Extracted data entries
-----

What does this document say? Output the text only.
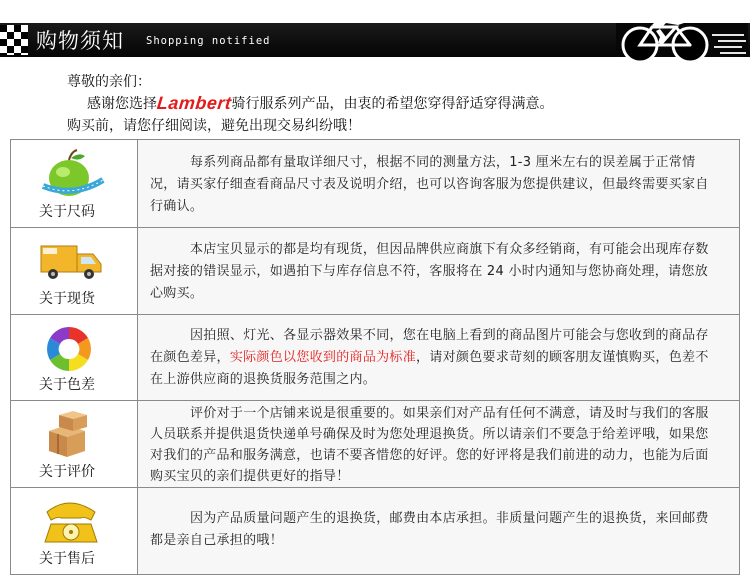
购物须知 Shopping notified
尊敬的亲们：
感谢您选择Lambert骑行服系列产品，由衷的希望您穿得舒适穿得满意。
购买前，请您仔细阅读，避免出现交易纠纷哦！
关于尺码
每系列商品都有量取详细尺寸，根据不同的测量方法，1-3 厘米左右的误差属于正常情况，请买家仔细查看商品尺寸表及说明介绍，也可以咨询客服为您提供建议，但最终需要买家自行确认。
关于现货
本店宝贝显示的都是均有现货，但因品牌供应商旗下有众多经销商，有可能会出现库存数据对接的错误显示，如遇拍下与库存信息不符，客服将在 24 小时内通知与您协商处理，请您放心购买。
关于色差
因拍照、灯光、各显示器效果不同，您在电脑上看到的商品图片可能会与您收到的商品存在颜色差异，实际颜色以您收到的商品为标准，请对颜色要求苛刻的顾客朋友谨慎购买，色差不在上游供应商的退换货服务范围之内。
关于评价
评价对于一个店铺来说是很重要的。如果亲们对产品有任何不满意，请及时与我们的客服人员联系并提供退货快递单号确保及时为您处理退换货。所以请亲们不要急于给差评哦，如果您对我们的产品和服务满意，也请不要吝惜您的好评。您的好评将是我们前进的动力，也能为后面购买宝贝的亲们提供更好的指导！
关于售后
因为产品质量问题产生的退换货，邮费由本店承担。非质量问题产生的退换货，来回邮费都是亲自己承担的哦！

-----

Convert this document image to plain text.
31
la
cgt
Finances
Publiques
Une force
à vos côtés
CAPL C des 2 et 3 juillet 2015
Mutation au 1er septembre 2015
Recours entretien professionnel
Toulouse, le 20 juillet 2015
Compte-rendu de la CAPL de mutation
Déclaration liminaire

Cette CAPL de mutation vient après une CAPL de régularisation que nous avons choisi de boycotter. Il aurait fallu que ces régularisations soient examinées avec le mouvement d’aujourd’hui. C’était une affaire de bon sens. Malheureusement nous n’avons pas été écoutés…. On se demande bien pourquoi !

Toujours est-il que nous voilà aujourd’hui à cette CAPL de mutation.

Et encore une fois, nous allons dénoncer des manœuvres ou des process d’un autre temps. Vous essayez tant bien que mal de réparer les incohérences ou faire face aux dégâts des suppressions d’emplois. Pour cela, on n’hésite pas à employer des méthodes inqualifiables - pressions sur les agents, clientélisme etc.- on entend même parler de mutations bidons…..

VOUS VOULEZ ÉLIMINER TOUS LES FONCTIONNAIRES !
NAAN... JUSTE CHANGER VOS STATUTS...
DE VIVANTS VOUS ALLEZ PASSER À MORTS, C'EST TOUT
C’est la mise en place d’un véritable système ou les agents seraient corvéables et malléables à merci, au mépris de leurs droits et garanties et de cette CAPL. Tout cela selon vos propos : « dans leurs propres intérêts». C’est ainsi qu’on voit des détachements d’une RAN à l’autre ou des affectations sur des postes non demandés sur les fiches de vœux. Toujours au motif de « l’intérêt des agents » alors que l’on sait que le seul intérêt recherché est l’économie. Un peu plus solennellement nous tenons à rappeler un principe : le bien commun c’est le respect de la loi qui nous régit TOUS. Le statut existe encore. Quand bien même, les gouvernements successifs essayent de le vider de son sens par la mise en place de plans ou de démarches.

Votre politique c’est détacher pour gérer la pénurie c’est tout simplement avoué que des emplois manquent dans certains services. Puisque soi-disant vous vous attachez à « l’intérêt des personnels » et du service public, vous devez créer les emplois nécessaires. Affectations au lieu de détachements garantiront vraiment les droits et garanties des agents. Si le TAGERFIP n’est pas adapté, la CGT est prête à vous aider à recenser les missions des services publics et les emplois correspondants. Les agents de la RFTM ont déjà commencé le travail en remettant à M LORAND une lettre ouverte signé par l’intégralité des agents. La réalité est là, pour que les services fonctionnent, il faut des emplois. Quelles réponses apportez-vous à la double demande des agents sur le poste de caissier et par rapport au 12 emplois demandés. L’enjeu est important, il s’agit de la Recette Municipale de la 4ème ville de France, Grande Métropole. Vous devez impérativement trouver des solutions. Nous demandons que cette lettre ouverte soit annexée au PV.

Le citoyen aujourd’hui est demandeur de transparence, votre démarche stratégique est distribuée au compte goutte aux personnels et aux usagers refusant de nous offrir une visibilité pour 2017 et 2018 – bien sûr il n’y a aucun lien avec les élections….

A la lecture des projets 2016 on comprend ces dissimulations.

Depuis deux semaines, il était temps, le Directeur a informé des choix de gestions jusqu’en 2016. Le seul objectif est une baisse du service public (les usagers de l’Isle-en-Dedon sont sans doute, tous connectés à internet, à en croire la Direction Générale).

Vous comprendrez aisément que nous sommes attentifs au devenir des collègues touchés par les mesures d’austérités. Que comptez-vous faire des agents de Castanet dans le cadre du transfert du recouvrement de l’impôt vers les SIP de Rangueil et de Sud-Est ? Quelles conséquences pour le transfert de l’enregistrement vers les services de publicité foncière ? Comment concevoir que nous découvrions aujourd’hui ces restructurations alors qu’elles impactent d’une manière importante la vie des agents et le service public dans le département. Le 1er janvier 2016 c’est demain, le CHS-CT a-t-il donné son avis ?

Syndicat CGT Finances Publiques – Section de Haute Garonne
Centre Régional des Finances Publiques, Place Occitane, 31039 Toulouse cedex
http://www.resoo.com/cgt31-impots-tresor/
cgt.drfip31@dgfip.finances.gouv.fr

-----

EXERCISE
Identify and copy lines that hold the string "aujourd".

FINAL ANSWER
Cette CAPL de mutation vient après une CAPL de régularisation que nous avons choisi de boycotter. Il aurait fallu que ces régularisations soient examinées avec le mouvement d’aujourd’hui. C’était une affaire de bon sens. Malheureusement nous n’avons pas été écoutés…. On se demande bien pourquoi !
Toujours est-il que nous voilà aujourd’hui à cette CAPL de mutation.
Le citoyen aujourd’hui est demandeur de transparence, votre démarche stratégique est distribuée au compte goutte aux personnels et aux usagers refusant de nous offrir une visibilité pour 2017 et 2018 – bien sûr il n’y a aucun lien avec les élections….
Vous comprendrez aisément que nous sommes attentifs au devenir des collègues touchés par les mesures d’austérités. Que comptez-vous faire des agents de Castanet dans le cadre du transfert du recouvrement de l’impôt vers les SIP de Rangueil et de Sud-Est ? Quelles conséquences pour le transfert de l’enregistrement vers les services de publicité foncière ? Comment concevoir que nous découvrions aujourd’hui ces restructurations alors qu’elles impactent d’une manière importante la vie des agents et le service public dans le département. Le 1er janvier 2016 c’est demain, le CHS-CT a-t-il donné son avis ?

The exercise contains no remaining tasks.